## WHAT YOU WILL DO
Scan the data below for the string "segment". Copy every line where it appears.

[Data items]
########################################

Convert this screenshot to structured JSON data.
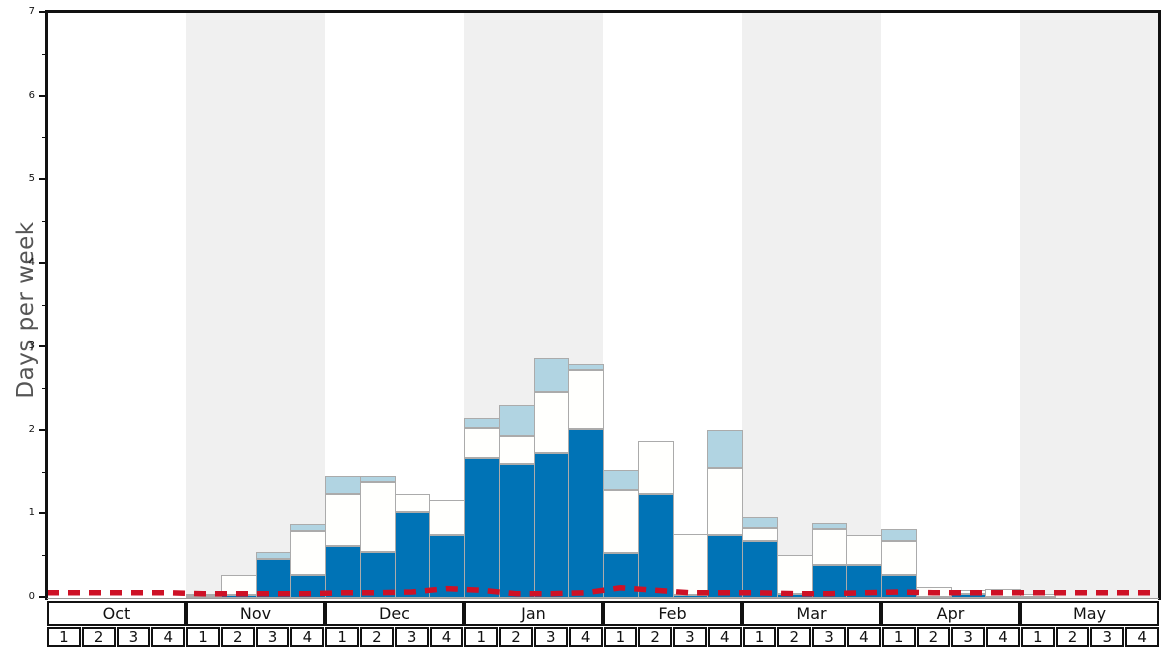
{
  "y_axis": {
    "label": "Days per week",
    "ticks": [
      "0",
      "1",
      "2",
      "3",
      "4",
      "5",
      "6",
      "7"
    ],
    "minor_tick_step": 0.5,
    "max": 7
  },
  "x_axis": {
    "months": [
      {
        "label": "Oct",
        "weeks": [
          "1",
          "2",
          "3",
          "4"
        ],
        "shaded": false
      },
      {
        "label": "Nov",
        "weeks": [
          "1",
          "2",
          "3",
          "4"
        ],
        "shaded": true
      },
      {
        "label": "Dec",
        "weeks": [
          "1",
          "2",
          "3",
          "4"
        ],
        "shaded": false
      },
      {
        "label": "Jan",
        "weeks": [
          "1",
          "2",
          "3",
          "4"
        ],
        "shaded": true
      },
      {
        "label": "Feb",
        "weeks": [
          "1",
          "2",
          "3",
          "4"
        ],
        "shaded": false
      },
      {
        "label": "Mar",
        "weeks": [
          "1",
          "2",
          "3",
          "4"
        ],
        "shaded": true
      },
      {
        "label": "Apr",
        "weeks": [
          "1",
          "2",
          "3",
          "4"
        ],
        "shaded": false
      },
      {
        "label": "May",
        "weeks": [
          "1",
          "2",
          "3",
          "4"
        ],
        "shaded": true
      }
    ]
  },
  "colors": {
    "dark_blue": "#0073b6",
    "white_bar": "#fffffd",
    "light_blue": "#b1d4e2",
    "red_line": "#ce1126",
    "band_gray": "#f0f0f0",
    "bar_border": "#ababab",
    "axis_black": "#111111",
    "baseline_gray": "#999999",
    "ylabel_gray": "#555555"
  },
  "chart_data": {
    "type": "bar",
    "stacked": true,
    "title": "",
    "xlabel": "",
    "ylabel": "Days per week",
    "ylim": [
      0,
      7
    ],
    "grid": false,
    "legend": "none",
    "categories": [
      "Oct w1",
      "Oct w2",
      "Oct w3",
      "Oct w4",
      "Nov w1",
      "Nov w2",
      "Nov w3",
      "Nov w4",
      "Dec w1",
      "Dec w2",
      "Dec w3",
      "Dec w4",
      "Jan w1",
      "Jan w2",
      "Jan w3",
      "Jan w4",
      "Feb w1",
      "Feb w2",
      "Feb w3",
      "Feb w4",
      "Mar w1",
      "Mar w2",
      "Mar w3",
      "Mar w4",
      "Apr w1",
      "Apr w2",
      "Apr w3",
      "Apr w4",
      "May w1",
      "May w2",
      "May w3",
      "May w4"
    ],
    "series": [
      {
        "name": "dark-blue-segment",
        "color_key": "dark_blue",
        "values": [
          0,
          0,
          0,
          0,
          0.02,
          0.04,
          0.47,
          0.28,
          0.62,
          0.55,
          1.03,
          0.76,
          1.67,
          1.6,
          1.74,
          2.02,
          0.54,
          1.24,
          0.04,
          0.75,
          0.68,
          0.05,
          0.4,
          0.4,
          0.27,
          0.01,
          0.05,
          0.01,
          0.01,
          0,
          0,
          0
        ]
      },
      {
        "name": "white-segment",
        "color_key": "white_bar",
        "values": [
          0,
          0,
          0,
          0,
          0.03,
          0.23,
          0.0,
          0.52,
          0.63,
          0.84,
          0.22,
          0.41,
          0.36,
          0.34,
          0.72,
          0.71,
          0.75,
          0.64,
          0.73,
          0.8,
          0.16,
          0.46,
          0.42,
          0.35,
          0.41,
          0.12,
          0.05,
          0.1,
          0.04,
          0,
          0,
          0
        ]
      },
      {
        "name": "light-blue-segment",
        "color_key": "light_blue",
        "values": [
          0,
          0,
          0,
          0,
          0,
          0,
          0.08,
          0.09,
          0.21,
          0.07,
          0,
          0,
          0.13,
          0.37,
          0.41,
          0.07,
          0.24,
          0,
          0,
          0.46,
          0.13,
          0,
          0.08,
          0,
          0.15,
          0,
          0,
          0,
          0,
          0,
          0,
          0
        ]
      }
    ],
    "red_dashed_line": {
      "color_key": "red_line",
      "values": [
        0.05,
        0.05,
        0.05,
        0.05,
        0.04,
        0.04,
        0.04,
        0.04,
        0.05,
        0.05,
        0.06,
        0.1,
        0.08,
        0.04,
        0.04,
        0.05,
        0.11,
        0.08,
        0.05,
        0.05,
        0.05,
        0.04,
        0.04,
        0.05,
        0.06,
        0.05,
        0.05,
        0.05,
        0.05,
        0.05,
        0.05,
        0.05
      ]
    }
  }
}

########################################

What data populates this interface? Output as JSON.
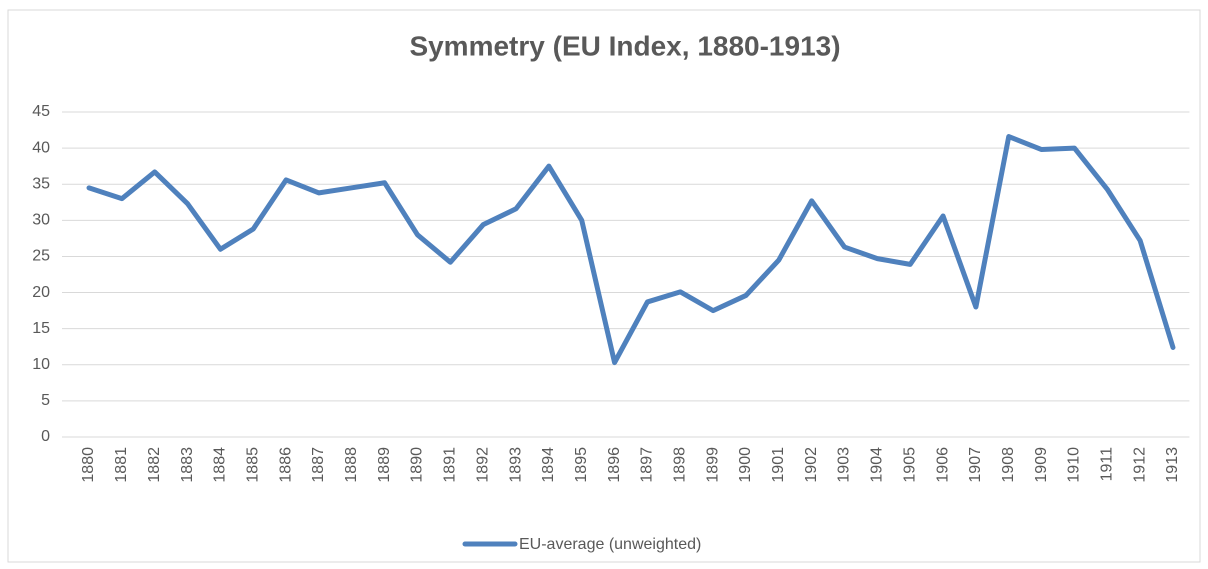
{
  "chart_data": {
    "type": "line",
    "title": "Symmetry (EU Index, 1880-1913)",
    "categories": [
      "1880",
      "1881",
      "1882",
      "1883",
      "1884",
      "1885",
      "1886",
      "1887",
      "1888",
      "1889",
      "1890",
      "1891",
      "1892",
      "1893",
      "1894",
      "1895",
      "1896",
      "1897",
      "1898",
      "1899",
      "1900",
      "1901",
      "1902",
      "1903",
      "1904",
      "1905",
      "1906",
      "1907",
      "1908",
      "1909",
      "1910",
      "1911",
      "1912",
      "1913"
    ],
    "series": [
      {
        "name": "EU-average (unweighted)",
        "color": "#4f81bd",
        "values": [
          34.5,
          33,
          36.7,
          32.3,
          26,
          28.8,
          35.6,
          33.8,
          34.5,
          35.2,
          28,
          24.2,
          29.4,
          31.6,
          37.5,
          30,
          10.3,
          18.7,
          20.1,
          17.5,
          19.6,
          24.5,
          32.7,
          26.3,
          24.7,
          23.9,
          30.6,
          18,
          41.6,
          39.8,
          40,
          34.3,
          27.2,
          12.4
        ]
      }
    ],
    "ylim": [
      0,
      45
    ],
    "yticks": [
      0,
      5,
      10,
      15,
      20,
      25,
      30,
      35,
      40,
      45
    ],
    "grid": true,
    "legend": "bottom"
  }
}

########################################

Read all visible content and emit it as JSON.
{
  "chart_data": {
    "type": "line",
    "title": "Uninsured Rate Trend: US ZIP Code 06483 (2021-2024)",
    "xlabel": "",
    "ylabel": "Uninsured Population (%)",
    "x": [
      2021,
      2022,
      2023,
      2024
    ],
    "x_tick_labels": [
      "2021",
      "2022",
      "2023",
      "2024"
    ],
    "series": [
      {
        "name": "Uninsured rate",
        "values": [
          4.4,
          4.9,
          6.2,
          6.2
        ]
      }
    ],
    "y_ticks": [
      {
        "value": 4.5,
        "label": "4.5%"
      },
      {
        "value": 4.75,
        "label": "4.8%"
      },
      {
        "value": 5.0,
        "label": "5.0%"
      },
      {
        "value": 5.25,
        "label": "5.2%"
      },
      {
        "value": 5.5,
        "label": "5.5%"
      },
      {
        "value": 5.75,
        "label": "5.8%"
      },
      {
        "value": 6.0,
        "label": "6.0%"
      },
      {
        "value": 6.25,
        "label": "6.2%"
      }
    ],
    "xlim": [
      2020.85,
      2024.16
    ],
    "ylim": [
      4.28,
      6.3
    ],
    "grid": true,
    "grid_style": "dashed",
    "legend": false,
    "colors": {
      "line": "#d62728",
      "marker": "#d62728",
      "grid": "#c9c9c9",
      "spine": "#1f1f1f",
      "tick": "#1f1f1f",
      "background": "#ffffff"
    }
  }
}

########################################

## RESPONSE TO THE EXERCISE
        "name": "dark-blue-segment",
        "name": "white-segment",
        "name": "light-blue-segment",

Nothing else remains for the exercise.